# REQUEST 1
In the listing, reproduce every line starting at the one containing "direction-point: [125, 2023, 128, 2026]" and ending at the one containing "x-tick-label: 18: [357, 1798, 366, 1806]", with both of those lines included.

Saturday, April 14, 2012

Justice Department’s Voting Rights Efforts in 2012

Remarks by Assistant Attorney General for the Civil Rights Division Thomas E. Perez Speaks at the Rutgers Law Voting Symposium Trenton, N.J. ~ Friday, April 13, 2012, talking about the Justice Department’s voting rights efforts in 2012.

Here are some of the highlights of his speech:

- Our approach to voting rights enforcement is rooted in three core objectives. One is a process objective while two are substantive objectives. On the process front, we have committed ourselves to ensuring the integrity and independence of our decision making processes. In particular, we’ve taken steps to re-establish the critically important role of our career staff. The dedicated and experienced career personnel play a critical role in ensuring the integrity of our review process. A guiding principle of our work is to give every person working on a matter the opportunity to express his or her views, because I believe that a robust and honest exchange of ideas is critical to effective decision-making.

# REQUEST 2
Summarize the voting rights speech highlights in two sentences.

# DATASET CONTENT

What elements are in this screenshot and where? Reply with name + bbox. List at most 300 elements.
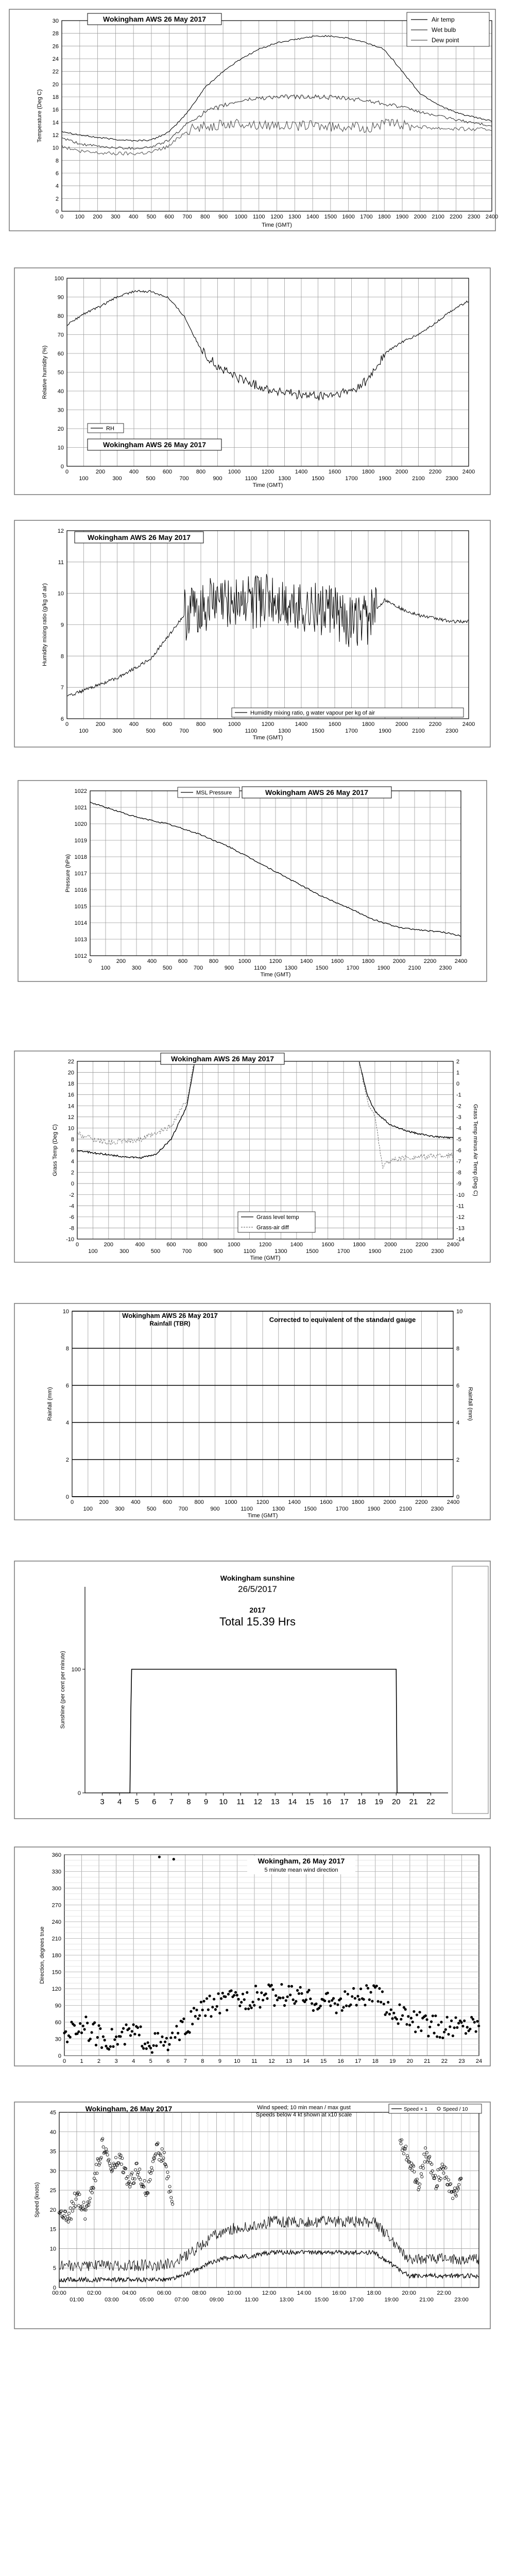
direction-point: [125, 2023, 128, 2026]
scaled-speed-point: [167, 2175, 169, 2178]
x-tick-label: 700: [178, 1506, 188, 1512]
direction-point: [276, 1998, 279, 2001]
y-tick-label: 0: [77, 1790, 81, 1797]
legend-entry: RH: [106, 426, 114, 432]
direction-point: [147, 2041, 149, 2044]
direction-point: [177, 2032, 179, 2035]
x-tick-label: 2100: [408, 965, 421, 971]
x-tick-label: 15: [305, 1798, 314, 1806]
scaled-speed-point: [60, 2210, 63, 2212]
x-tick-label: 2300: [445, 476, 458, 482]
x-tick-label: 20: [391, 1798, 401, 1806]
direction-point: [213, 1998, 215, 2001]
y2-tick-label: 6: [456, 1383, 460, 1389]
direction-point: [111, 2028, 113, 2030]
direction-point: [416, 2013, 418, 2016]
chart-subtitle-2: Speeds below 4 kt shown at x10 scale: [255, 2112, 352, 2118]
x-tick-label: 10: [219, 1798, 228, 1806]
x-tick-label: 6: [152, 1798, 157, 1806]
sunshine-line: [102, 1669, 431, 1793]
y-tick-label: 300: [52, 1886, 61, 1892]
x-tick-label: 400: [135, 1242, 145, 1248]
x-tick-label: 19: [374, 1798, 384, 1806]
direction-point: [414, 2030, 417, 2033]
direction-point: [113, 2038, 116, 2041]
x-tick-label: 16: [322, 1798, 332, 1806]
direction-point: [335, 2011, 338, 2014]
direction-point: [342, 2006, 345, 2009]
x-tick-label: 20: [406, 2058, 413, 2064]
direction-point: [161, 2036, 163, 2038]
x-tick-label: 1500: [312, 476, 324, 482]
x-tick-label: 0: [70, 1499, 74, 1505]
direction-point: [273, 2004, 276, 2007]
direction-point: [450, 2020, 453, 2022]
y-tick-label: 5: [53, 2265, 56, 2272]
x-tick-label: 1800: [378, 214, 391, 220]
direction-point: [385, 2011, 388, 2014]
y-tick-label: 1018: [74, 854, 87, 860]
direction-point: [202, 2000, 205, 2003]
direction-point: [299, 1986, 302, 1989]
x-axis-label: Time (GMT): [260, 972, 291, 978]
y-tick-label: -2: [69, 1192, 74, 1198]
x-tick-label: 500: [146, 476, 156, 482]
direction-point: [377, 2000, 380, 2003]
y2-tick-label: -12: [456, 1214, 465, 1221]
x-tick-label: 18: [357, 1798, 366, 1806]
y2-tick-label: -7: [456, 1159, 461, 1165]
x-tick-label: 05:00: [140, 2297, 154, 2303]
y-tick-label: 70: [57, 332, 64, 338]
direction-point: [178, 2039, 181, 2041]
y-tick-label: 10: [52, 145, 59, 151]
x-tick-label: 02:00: [87, 2290, 101, 2296]
direction-point: [436, 2036, 438, 2038]
y-tick-label: 10: [62, 1309, 69, 1315]
direction-point: [116, 2043, 119, 2045]
x-tick-label: 1900: [379, 476, 391, 482]
chart-temperature: [9, 9, 498, 231]
x-tick-label: 1800: [351, 1499, 365, 1505]
grid-lines: [67, 278, 469, 466]
direction-point: [305, 1998, 307, 2001]
x-tick-label: 400: [131, 1499, 141, 1505]
scaled-speed-point: [153, 2157, 156, 2160]
y-tick-label: 6: [65, 1383, 69, 1389]
direction-point: [463, 2020, 466, 2022]
direction-point: [428, 2026, 431, 2028]
direction-point: [298, 1992, 300, 1995]
direction-point: [218, 2012, 221, 2014]
direction-point: [247, 2008, 250, 2010]
direction-point: [258, 1998, 260, 2001]
direction-point: [151, 2051, 153, 2054]
direction-point: [233, 1994, 235, 1996]
y-axis-label: Pressure (hPa): [65, 854, 71, 892]
x-tick-label: 01:00: [70, 2297, 84, 2303]
direction-point: [290, 1985, 293, 1988]
x-tick-label: 14:00: [297, 2290, 312, 2296]
x-tick-label: 1500: [315, 965, 329, 971]
x-tick-label: 1300: [288, 214, 301, 220]
x-tick-label: 300: [119, 1248, 129, 1255]
grid-lines: [90, 791, 461, 956]
direction-point: [270, 1984, 273, 1987]
x-tick-label: 1300: [274, 1248, 287, 1255]
direction-point: [347, 1993, 349, 1995]
y-tick-label: 20: [67, 1070, 74, 1076]
x-tick-label: 1300: [278, 476, 291, 482]
direction-point: [473, 2021, 476, 2024]
x-tick-label: 04:00: [122, 2290, 136, 2296]
direction-point: [82, 2025, 84, 2027]
x-tick-label: 0: [75, 1242, 79, 1248]
scaled-speed-point: [71, 2200, 73, 2203]
direction-point: [142, 2047, 145, 2049]
x-tick-label: 1000: [227, 1242, 241, 1248]
x-tick-label: 2100: [412, 476, 425, 482]
x-tick-label: 500: [146, 728, 156, 734]
direction-point: [95, 2044, 97, 2046]
direction-point: [309, 1997, 312, 2000]
scaled-speed-point: [72, 2202, 75, 2205]
scaled-speed-point: [436, 2184, 439, 2187]
scaled-speed-point: [168, 2185, 171, 2188]
y-tick-label: 50: [57, 369, 64, 376]
y-tick-label: 20: [57, 426, 64, 432]
y2-tick-label: -4: [456, 1125, 461, 1132]
y-tick-label: 15: [49, 2226, 56, 2233]
y-tick-label: 1017: [74, 871, 87, 877]
x-tick-label: 1000: [234, 214, 248, 220]
chart-title: Wokingham, 26 May 2017: [258, 1857, 345, 1865]
y-tick-label: 8: [65, 1346, 69, 1352]
direction-point: [211, 2006, 214, 2008]
y2-axis-label: Grass Temp minus Air Temp (Deg C): [472, 1104, 478, 1196]
x-tick-label: 1200: [270, 214, 283, 220]
y-tick-label: 11: [58, 559, 64, 566]
direction-point: [102, 2036, 105, 2038]
direction-point: [141, 2045, 143, 2047]
direction-point: [274, 1994, 277, 1997]
scaled-speed-point: [105, 2148, 107, 2150]
x-tick-label: 9: [203, 1798, 209, 1806]
direction-point: [122, 2027, 125, 2030]
x-tick-label: 2400: [462, 469, 475, 475]
direction-point: [444, 2028, 447, 2031]
x-tick-label: 2000: [414, 214, 427, 220]
x-tick-label: 700: [179, 728, 189, 734]
direction-point: [108, 2048, 110, 2050]
direction-point: [371, 2000, 373, 2003]
y-tick-label: 2: [55, 196, 59, 202]
x-tick-label: 09:00: [209, 2297, 224, 2303]
direction-point: [388, 2013, 391, 2015]
direction-point: [105, 2045, 107, 2047]
direction-point: [400, 2018, 402, 2021]
x-tick-label: 03:00: [105, 2297, 119, 2303]
direction-point: [426, 2018, 428, 2021]
direction-point: [79, 2022, 81, 2025]
direction-point: [287, 1985, 290, 1988]
y-axis-label: Rainfall (mm): [47, 1387, 53, 1421]
scaled-speed-point: [423, 2161, 426, 2163]
x-tick-label: 2200: [415, 1499, 428, 1505]
direction-point: [283, 2004, 286, 2007]
y-tick-label: 1022: [74, 788, 87, 794]
x-tick-label: 2300: [439, 965, 452, 971]
scaled-speed-point: [150, 2166, 153, 2169]
scaled-speed-point: [425, 2156, 427, 2158]
direction-point: [312, 2009, 315, 2012]
direction-point: [238, 2005, 241, 2007]
direction-point: [439, 2036, 441, 2039]
scaled-speed-point: [102, 2146, 105, 2148]
y2-tick-label: -2: [456, 1103, 461, 1110]
grid-lines: [62, 21, 492, 211]
direction-point: [465, 2032, 467, 2035]
y-tick-label: 10: [49, 2246, 56, 2252]
direction-point: [476, 2020, 478, 2023]
direction-point: [272, 1988, 274, 1991]
y-axis-label: Sunshine (per cent per minute): [60, 1651, 66, 1729]
y-tick-label: 1014: [74, 920, 87, 926]
y-tick-label: 12: [52, 132, 59, 139]
x-tick-label: 20:00: [402, 2290, 416, 2296]
scaled-speed-point: [421, 2176, 423, 2178]
scaled-speed-point: [423, 2153, 425, 2156]
scaled-speed-point: [458, 2183, 460, 2186]
chart-subtitle: Wind speed; 10 min mean / max gust: [257, 2105, 351, 2111]
direction-point: [381, 1990, 384, 1993]
x-tick-label: 22: [441, 2058, 448, 2064]
y-axis-label: Temperature (Deg C): [37, 89, 43, 143]
x-axis-label: Time (GMT): [252, 735, 283, 741]
x-tick-label: 08:00: [192, 2290, 207, 2296]
scaled-speed-point: [151, 2160, 154, 2163]
direction-point: [249, 2004, 251, 2007]
direction-point: [149, 2047, 152, 2049]
chart-note: Corrected to equivalent of the standard gauge: [269, 1316, 416, 1324]
direction-point: [345, 2005, 348, 2007]
x-tick-label: 2200: [415, 1242, 428, 1248]
x-tick-label: 800: [200, 214, 210, 220]
legend-entry: Wet bulb: [432, 26, 456, 33]
y2-tick-label: 4: [456, 1420, 460, 1426]
x-tick-label: 1900: [368, 1248, 382, 1255]
x-tick-label: 500: [150, 1248, 161, 1255]
scaled-speed-point: [143, 2179, 146, 2182]
direction-point: [349, 2004, 352, 2006]
x-tick-label: 24: [475, 2058, 483, 2064]
grass-air-diff-line-morning: [77, 1063, 195, 1145]
y-tick-label: 25: [49, 2188, 56, 2194]
x-tick-label: 1600: [328, 721, 341, 727]
legend: [88, 423, 124, 433]
y2-tick-label: -11: [456, 1203, 465, 1210]
year-label: 2017: [249, 1606, 266, 1614]
scaled-speed-point: [71, 2210, 74, 2212]
x-tick-label: 21:00: [419, 2297, 434, 2303]
x-tick-label: 15:00: [314, 2297, 329, 2303]
x-tick-label: 23:00: [454, 2297, 469, 2303]
x-tick-label: 1200: [269, 958, 282, 964]
x-tick-label: 600: [162, 721, 173, 727]
x-tick-label: 800: [198, 1242, 208, 1248]
direction-point: [200, 2001, 202, 2003]
x-tick-label: 200: [95, 469, 106, 475]
x-tick-label: 600: [162, 469, 173, 475]
direction-point: [413, 2010, 415, 2013]
direction-point: [365, 1984, 368, 1987]
x-tick-label: 2100: [412, 728, 425, 734]
direction-point: [368, 1998, 371, 2001]
x-tick-label: 700: [182, 1248, 192, 1255]
x-axis-label: Time (GMT): [247, 1513, 278, 1519]
y-tick-label: 7: [60, 685, 64, 691]
x-tick-label: 100: [79, 728, 89, 734]
direction-point: [295, 2000, 297, 2003]
x-tick-label: 1400: [290, 1242, 303, 1248]
direction-point: [164, 2041, 166, 2043]
direction-point: [132, 2023, 135, 2026]
direction-point: [407, 2015, 409, 2018]
legend-entry: Speed × 1: [404, 2107, 427, 2112]
direction-point: [64, 2030, 67, 2033]
y-tick-label: 40: [57, 388, 64, 395]
scaled-speed-point: [405, 2145, 407, 2147]
direction-point: [411, 2021, 414, 2023]
y2-tick-label: 0: [456, 1494, 460, 1500]
y-tick-label: 30: [57, 407, 64, 414]
direction-point: [449, 2025, 451, 2028]
direction-point: [136, 2026, 139, 2029]
x-tick-label: 200: [95, 721, 106, 727]
scaled-speed-point: [114, 2156, 117, 2159]
y-axis-label: Humidity mixing ratio (g/kg of air): [42, 583, 48, 666]
direction-point: [115, 2036, 117, 2038]
x-tick-label: 1800: [353, 1242, 366, 1248]
scaled-speed-point: [400, 2142, 402, 2145]
y-tick-label: 80: [57, 313, 64, 319]
x-tick-label: 400: [128, 214, 139, 220]
x-tick-label: 1100: [252, 214, 265, 220]
y-tick-label: 0: [55, 209, 59, 215]
y-tick-label: 16: [52, 107, 59, 113]
direction-point: [328, 2000, 331, 2003]
direction-point: [195, 2009, 198, 2011]
scaled-speed-point: [422, 2167, 424, 2170]
x-tick-label: 12: [253, 1798, 263, 1806]
x-tick-label: 11:00: [245, 2297, 259, 2303]
x-tick-label: 1100: [254, 965, 266, 971]
y-tick-label: 35: [49, 2148, 56, 2155]
direction-point: [433, 2032, 436, 2035]
direction-point: [437, 2024, 440, 2026]
direction-point: [341, 2009, 344, 2012]
x-tick-label: 600: [164, 214, 174, 220]
x-tick-label: 2100: [400, 1248, 413, 1255]
x-tick-label: 100: [100, 965, 111, 971]
direction-point: [244, 2008, 247, 2010]
direction-point: [332, 1997, 335, 1999]
scaled-speed-point: [149, 2178, 151, 2181]
scaled-speed-point: [139, 2168, 141, 2171]
direction-point: [282, 1996, 284, 1999]
y-tick-label: 1015: [74, 904, 87, 910]
direction-point: [472, 2018, 474, 2021]
x-tick-label: 2100: [432, 214, 444, 220]
x-tick-label: 1200: [261, 469, 274, 475]
scaled-speed-point: [109, 2164, 112, 2167]
direction-point: [205, 1997, 208, 2000]
legend-entry: Grass-air diff: [256, 1225, 289, 1231]
x-axis-label: Time (GMT): [250, 1255, 281, 1261]
x-tick-label: 2000: [383, 1499, 396, 1505]
x-tick-label: 18: [372, 2058, 379, 2064]
direction-point: [182, 2018, 185, 2020]
y2-tick-label: 1: [456, 1070, 460, 1076]
direction-point: [226, 2009, 228, 2011]
x-tick-label: 0: [65, 721, 69, 727]
chart-title: Wokingham AWS 26 May 2017: [88, 533, 191, 541]
direction-point: [220, 1997, 222, 2000]
y-tick-label: 1020: [74, 821, 87, 827]
grid-lines: [72, 1311, 453, 1497]
x-tick-label: 1600: [320, 1499, 333, 1505]
direction-point: [240, 2001, 243, 2004]
direction-point: [434, 2014, 437, 2017]
direction-point: [307, 1989, 310, 1991]
x-tick-label: 2200: [428, 721, 442, 727]
y-tick-label: 9: [60, 622, 64, 629]
y2-tick-label: -10: [456, 1192, 465, 1198]
y2-tick-label: -13: [456, 1225, 465, 1232]
direction-point: [286, 1995, 289, 1998]
chart-frame: [14, 1561, 490, 1819]
scaled-speed-point: [91, 2191, 93, 2194]
direction-point: [119, 2035, 122, 2038]
direction-point: [209, 1995, 211, 1997]
scaled-speed-point: [427, 2159, 430, 2161]
scaled-speed-point: [166, 2171, 169, 2174]
chart-frame: [14, 268, 490, 495]
direction-point: [460, 2021, 463, 2024]
direction-point: [197, 2018, 199, 2020]
x-tick-label: 700: [179, 476, 189, 482]
direction-point: [315, 2003, 317, 2005]
x-tick-label: 4: [117, 1798, 122, 1806]
y-tick-label: 330: [52, 1869, 61, 1875]
y-axis-label: Relative humidity (%): [42, 345, 48, 399]
x-tick-label: 07:00: [174, 2297, 189, 2303]
direction-point: [188, 2031, 191, 2033]
x-tick-label: 1500: [304, 1506, 317, 1512]
direction-point: [387, 2001, 389, 2004]
x-tick-label: 8: [201, 2058, 204, 2064]
x-tick-label: 1900: [367, 1506, 381, 1512]
scaled-speed-point: [127, 2176, 129, 2178]
x-tick-label: 13: [285, 2058, 293, 2064]
scaled-speed-point: [420, 2173, 422, 2175]
y2-tick-label: -1: [456, 1092, 461, 1098]
x-tick-label: 1500: [324, 214, 337, 220]
y-tick-label: 10: [57, 445, 64, 451]
x-tick-label: 500: [162, 965, 173, 971]
x-tick-label: 13:00: [279, 2297, 294, 2303]
x-tick-label: 21: [409, 1798, 418, 1806]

# RIGHT ANSWER 1
direction-point: [125, 2023, 128, 2026]
scaled-speed-point: [167, 2175, 169, 2178]
x-tick-label: 700: [178, 1506, 188, 1512]
direction-point: [276, 1998, 279, 2001]
y-tick-label: 0: [77, 1790, 81, 1797]
legend-entry: RH: [106, 426, 114, 432]
direction-point: [147, 2041, 149, 2044]
direction-point: [177, 2032, 179, 2035]
x-tick-label: 2100: [408, 965, 421, 971]
x-tick-label: 15: [305, 1798, 314, 1806]
scaled-speed-point: [60, 2210, 63, 2212]
x-tick-label: 2300: [445, 476, 458, 482]
x-tick-label: 20: [391, 1798, 401, 1806]
direction-point: [213, 1998, 215, 2001]
y2-tick-label: 6: [456, 1383, 460, 1389]
direction-point: [111, 2028, 113, 2030]
direction-point: [416, 2013, 418, 2016]
chart-subtitle-2: Speeds below 4 kt shown at x10 scale: [255, 2112, 352, 2118]
x-tick-label: 10: [219, 1798, 228, 1806]
x-tick-label: 6: [152, 1798, 157, 1806]
sunshine-line: [102, 1669, 431, 1793]
y-tick-label: 300: [52, 1886, 61, 1892]
x-tick-label: 400: [135, 1242, 145, 1248]
x-tick-label: 19: [374, 1798, 384, 1806]
direction-point: [414, 2030, 417, 2033]
direction-point: [113, 2038, 116, 2041]
x-tick-label: 16: [322, 1798, 332, 1806]
direction-point: [335, 2011, 338, 2014]
direction-point: [342, 2006, 345, 2009]
x-tick-label: 20: [406, 2058, 413, 2064]
direction-point: [161, 2036, 163, 2038]
x-tick-label: 1500: [312, 476, 324, 482]
x-tick-label: 0: [70, 1499, 74, 1505]
direction-point: [273, 2004, 276, 2007]
direction-point: [450, 2020, 453, 2022]
y-tick-label: 5: [53, 2265, 56, 2272]
x-tick-label: 1800: [378, 214, 391, 220]
direction-point: [385, 2011, 388, 2014]
y-tick-label: 1018: [74, 854, 87, 860]
direction-point: [202, 2000, 205, 2003]
direction-point: [299, 1986, 302, 1989]
x-axis-label: Time (GMT): [260, 972, 291, 978]
y-tick-label: -2: [69, 1192, 74, 1198]
x-tick-label: 500: [146, 476, 156, 482]
direction-point: [377, 2000, 380, 2003]
y2-tick-label: -12: [456, 1214, 465, 1221]
x-tick-label: 18: [357, 1798, 366, 1806]

# RIGHT ANSWER 2
At the Rutgers Law Voting Symposium in Trenton on April 13, 2012, Assistant Attorney General Thomas E. Perez described the Justice Department's voting rights enforcement as rooted in three core objectives, one about process and two substantive. On process, the department has committed to the integrity and independence of its decision making by re-establishing the role of career staff and giving everyone working on a matter the chance to express their views.